§ Selected text
-- start --
The following panelPolicy translation, adaptation and complexity in higher education, research and innovation – explored the various conditions which shape knowledge policy design. Hila Zahavi presented her research assessing the manner in which the EU’s foreign policy interests are embedded in various EU funded higher education programs. Teresa Patricio’s paper explored the research and higher education policy implications involved in complex international collaborations through the example of Portuguese university partnerships. Davide Donina then presented his paper on the examination of New Public Management features in Portuguese and Italian higher education systems, through a comparative and multi-level analysis. Hannah Moscovitz’s paper addressed the role of territorial identity-related interests in the design of knowledge policy from a subnational perspective. Finally, Sandra Hasanefendic’s paper examined the different responses to a new research policy implemented in two Portuguese poly-technics, revealing that the heterogeneous responses can be attributed to unique organisational structures.

The third panel highlighted empirical and theoretical contributions to research on the Policy, Governance and Organisational Change in Higher Education. Martina Vukasovic opened the panel with a discussion of the term ‘loose coupling’ in higher education research – outlining how it has been used, discussing some lacunas in its empirical application and opening avenues for future use. Sara Diogo then presented her paper on the influence of the OECD on European higher education, highlighting the diffusion of educational trends in Portugal and Finland. Roland Bloch followed with a presentation on the role played by the German Excellence Initiative in the proliferation of doctoral programs and its impact on the overall structure of German higher education. Agnete Vabo’s paper assessed how university mergers affect institutional autonomy and strategic steering, shedding light on the diversification involved. The panel concluded with a presentation by Ivar Bleiklie on the potential for discussing a Scandanavian model for higher education through a consideration of the commonalities and differences between Scandinavian countries’ higher education models.
-- end --
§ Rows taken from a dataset
-- start --
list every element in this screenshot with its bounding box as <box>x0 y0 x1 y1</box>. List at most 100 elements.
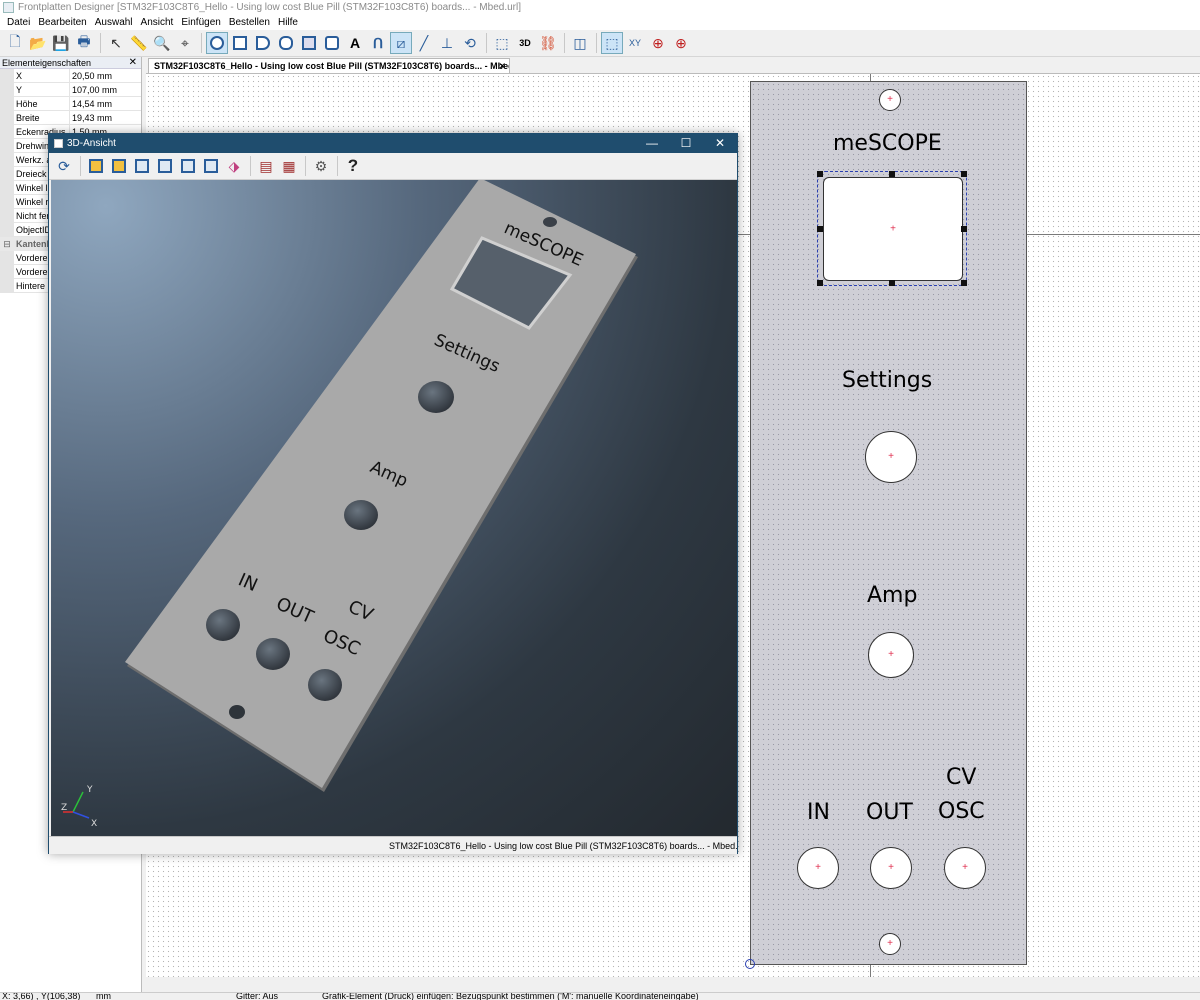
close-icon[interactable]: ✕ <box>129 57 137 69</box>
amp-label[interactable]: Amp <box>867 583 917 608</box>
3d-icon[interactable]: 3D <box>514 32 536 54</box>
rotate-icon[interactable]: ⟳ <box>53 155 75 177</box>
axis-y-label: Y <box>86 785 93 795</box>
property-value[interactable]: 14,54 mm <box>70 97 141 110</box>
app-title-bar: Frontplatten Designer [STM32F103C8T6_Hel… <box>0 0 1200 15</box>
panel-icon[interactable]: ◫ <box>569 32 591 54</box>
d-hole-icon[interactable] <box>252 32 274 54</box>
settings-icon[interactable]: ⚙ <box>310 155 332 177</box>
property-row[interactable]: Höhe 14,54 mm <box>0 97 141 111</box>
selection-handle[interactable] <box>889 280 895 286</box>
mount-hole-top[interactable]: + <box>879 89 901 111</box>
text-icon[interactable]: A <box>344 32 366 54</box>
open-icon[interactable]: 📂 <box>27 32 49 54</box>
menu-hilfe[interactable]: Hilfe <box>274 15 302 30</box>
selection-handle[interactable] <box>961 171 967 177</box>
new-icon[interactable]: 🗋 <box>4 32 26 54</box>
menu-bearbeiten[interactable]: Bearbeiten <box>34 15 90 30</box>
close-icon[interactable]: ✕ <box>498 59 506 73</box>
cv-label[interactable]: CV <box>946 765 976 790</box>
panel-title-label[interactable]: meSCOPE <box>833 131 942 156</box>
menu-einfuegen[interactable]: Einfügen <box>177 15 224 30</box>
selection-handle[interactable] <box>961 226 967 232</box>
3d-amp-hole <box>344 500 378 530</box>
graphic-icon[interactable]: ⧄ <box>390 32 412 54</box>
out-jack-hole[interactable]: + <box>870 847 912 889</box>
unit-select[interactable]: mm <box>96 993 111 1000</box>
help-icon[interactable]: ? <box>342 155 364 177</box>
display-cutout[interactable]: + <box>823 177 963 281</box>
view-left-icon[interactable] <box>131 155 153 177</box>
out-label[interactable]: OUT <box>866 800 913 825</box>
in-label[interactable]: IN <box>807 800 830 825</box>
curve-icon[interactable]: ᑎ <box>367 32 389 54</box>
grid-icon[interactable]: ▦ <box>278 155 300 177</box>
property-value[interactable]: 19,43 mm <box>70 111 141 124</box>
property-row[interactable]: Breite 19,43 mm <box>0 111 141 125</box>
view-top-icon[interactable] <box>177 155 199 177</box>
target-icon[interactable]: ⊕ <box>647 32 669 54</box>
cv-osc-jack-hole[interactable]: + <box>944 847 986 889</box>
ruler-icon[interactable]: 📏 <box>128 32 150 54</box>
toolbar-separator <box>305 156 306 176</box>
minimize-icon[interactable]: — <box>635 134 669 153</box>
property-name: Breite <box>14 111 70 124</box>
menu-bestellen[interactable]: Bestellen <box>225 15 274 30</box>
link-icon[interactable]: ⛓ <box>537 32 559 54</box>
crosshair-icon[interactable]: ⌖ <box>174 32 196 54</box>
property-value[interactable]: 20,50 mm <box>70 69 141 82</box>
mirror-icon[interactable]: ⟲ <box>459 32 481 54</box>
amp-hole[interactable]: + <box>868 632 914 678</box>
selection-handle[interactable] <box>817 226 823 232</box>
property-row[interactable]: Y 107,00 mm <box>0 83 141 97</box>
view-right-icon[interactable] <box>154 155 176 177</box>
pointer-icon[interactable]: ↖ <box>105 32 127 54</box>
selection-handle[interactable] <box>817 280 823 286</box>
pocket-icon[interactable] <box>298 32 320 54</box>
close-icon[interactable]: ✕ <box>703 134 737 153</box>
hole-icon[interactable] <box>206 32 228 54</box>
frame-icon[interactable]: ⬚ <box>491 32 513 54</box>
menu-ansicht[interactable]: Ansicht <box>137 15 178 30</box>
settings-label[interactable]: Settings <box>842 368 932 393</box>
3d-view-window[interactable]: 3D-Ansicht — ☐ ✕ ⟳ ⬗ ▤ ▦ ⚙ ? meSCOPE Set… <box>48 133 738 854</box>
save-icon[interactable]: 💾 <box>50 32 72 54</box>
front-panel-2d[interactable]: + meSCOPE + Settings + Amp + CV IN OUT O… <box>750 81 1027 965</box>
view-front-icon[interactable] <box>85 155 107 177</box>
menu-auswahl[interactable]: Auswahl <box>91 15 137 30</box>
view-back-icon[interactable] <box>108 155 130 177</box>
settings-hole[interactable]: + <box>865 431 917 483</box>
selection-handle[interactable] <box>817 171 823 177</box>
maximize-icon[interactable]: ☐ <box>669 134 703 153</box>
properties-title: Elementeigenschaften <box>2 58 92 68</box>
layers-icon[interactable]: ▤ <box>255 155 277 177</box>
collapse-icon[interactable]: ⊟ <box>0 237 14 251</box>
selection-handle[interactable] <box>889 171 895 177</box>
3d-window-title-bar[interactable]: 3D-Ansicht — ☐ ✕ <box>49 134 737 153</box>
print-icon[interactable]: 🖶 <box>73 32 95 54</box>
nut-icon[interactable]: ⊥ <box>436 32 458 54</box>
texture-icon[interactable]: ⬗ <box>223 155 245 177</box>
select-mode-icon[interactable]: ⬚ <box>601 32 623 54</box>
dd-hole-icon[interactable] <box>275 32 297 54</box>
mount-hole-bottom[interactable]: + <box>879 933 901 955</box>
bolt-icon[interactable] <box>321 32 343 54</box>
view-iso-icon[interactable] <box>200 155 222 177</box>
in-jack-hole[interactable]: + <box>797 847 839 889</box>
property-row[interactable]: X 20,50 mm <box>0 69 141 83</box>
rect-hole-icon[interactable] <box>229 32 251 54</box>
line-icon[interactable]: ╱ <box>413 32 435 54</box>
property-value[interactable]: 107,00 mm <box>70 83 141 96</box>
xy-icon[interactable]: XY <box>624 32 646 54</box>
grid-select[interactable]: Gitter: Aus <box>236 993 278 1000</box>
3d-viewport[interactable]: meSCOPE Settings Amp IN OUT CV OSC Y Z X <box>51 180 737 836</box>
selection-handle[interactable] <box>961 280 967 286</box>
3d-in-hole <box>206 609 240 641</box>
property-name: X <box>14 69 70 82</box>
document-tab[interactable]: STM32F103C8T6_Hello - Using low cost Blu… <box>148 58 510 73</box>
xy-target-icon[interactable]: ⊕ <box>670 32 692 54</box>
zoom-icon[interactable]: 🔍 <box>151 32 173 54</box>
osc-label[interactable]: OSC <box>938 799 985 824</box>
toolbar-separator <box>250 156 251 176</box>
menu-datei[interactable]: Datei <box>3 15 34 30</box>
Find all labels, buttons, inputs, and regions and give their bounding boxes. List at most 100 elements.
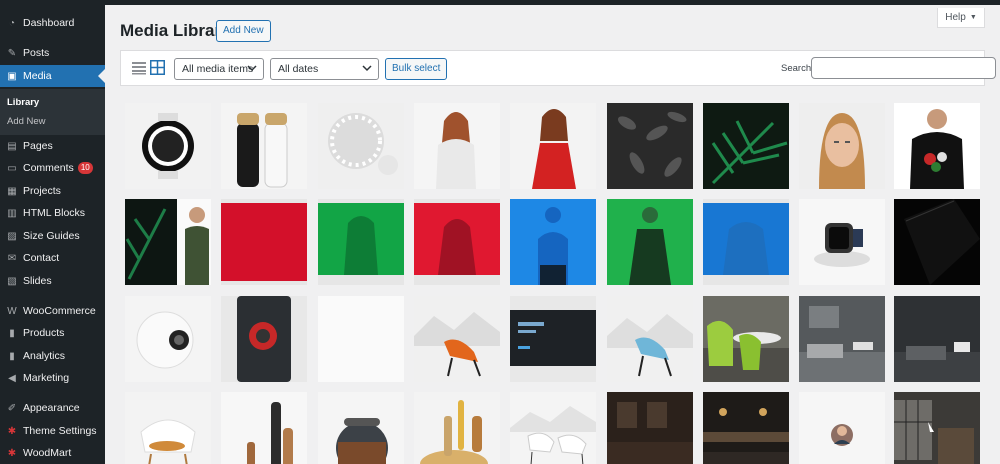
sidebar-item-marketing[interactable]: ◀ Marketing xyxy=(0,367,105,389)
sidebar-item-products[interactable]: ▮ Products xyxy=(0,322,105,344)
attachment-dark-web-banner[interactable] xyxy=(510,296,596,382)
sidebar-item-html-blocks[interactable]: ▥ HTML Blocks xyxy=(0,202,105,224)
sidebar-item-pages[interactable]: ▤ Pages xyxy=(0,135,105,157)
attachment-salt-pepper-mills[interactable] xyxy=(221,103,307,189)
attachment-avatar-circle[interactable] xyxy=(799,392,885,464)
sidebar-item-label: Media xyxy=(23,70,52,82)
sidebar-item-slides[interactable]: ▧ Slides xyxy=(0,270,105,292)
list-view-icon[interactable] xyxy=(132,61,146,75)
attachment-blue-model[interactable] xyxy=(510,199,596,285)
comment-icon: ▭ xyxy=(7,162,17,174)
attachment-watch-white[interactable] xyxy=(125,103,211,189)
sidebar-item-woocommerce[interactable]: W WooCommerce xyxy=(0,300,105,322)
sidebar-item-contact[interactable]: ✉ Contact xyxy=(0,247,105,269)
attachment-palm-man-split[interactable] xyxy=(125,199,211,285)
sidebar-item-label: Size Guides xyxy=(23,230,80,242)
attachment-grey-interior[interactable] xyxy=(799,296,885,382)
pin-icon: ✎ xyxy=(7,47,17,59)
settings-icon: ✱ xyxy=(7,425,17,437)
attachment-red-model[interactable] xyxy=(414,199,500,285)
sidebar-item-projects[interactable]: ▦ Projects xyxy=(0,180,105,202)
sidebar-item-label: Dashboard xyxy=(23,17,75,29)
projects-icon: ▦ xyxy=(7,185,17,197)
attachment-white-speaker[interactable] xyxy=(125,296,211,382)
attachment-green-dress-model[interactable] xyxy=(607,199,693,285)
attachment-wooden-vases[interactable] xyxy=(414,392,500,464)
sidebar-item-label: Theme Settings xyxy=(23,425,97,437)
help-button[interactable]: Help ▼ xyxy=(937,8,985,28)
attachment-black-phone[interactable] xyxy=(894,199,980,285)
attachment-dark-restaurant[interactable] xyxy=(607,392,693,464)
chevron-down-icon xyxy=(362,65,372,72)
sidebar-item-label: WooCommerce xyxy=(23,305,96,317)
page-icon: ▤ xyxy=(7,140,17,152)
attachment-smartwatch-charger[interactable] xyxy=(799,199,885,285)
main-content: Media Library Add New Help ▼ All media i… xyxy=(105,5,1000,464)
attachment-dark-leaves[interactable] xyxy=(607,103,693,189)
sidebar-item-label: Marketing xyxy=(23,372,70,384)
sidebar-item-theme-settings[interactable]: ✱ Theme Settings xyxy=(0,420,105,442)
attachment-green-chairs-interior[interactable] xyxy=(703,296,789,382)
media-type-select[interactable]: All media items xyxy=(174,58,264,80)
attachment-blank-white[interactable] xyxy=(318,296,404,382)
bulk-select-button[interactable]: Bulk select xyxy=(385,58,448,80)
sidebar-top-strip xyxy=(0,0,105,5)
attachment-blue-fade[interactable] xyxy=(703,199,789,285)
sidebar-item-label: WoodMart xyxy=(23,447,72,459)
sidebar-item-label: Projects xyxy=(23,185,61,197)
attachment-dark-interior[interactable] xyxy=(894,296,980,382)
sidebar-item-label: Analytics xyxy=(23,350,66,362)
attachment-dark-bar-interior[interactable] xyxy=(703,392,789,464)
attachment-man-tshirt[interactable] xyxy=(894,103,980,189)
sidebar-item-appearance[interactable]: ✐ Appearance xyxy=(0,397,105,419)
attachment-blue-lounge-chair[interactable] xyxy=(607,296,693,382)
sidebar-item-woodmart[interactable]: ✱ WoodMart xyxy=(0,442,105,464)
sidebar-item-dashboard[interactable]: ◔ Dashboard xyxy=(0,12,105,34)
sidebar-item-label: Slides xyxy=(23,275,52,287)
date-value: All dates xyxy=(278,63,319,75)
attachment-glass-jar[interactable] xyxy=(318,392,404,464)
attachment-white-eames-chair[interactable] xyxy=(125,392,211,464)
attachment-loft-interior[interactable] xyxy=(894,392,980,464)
-- end --
§ Written task 1
In the entries, print everything from the line containing "close-icon[interactable]: ✕ <box>129" down to the line containing "new-icon[interactable]: 🗋 <box>4", with both of those lines included. Reproduce each line without changes.
§ Written task 2
Continue the account of the higher education research panels from the point where it stops.

§ Final result 1
close-icon[interactable]: ✕ <box>129 57 137 69</box>
amp-label[interactable]: Amp <box>867 583 917 608</box>
3d-icon[interactable]: 3D <box>514 32 536 54</box>
rotate-icon[interactable]: ⟳ <box>53 155 75 177</box>
axis-y-label: Y <box>86 785 93 795</box>
property-value[interactable]: 14,54 mm <box>70 97 141 110</box>
app-title-bar: Frontplatten Designer [STM32F103C8T6_Hel… <box>0 0 1200 15</box>
panel-icon[interactable]: ◫ <box>569 32 591 54</box>
d-hole-icon[interactable] <box>252 32 274 54</box>
settings-icon[interactable]: ⚙ <box>310 155 332 177</box>
property-row[interactable]: Höhe 14,54 mm <box>0 97 141 111</box>
selection-handle[interactable] <box>889 280 895 286</box>
mount-hole-top[interactable]: + <box>879 89 901 111</box>
text-icon[interactable]: A <box>344 32 366 54</box>
open-icon[interactable]: 📂 <box>27 32 49 54</box>
menu-hilfe[interactable]: Hilfe <box>274 15 302 30</box>
selection-handle[interactable] <box>961 171 967 177</box>
new-icon[interactable]: 🗋 <box>4 32 26 54</box>

§ Final result 2
The panel on Research Executive Agencies – Independent Organizations or the Extension of Research Policymakers?, aimed to prompt a discussion on research executive agencies (REAs) and their implications for knowledge policy research. Sarah Glück introduced the panel by highlighting the importance of scrutinising REAs in order to understand the competing logics inherent in science policy systems. Rupert Pichler and Sascha Ruhland’s paper analysed the normative framework governing research funding agencies, focusing on a number of dynamics impacting Austrian government policies in this domain. Que Anh Dang’s presentation explored Nordic higher education regionalism revealing how regional research agencies have contributed to new forms of region-building and market making in the area. Thomas König and Tim Flink’s paper assessed the challenges of the ERC for European research policy which they attribute to both its organisational framework and discursive compromises it undertakes. Finally, Inga Ulnicane presented her work on the concept of ‘grand challenges’, assessing whether it represents a new paradigm in science, technology and innovation policy.

The panel Unbundling knowledge production and knowledge dissemination aimed to conceptualise the ‘unbundling’ of knowledge policy; examining the different actors involved, understanding the consequences of such processes and implications for the university’s perceived role in society. Farah Purwaningrum’s paper discussed the understanding of the university’s third mission in Malaysia, specifically asking how the idea of the third mission as perceived by the Malaysian Ministry of Education affects knowledge production in Malaysian universities? Joonha Jeon’s paper assessed how New Public Management has influenced the realization of universities’ ‘third mission’, highlighting university-industry links in South Korea. Finally, Janja Komljenovic presented her paper assessing the unbundling processes evident in university social media marketing strategies. Through the example of LinkedIn, the study shows an important connection between higher education, markets and digital platforms.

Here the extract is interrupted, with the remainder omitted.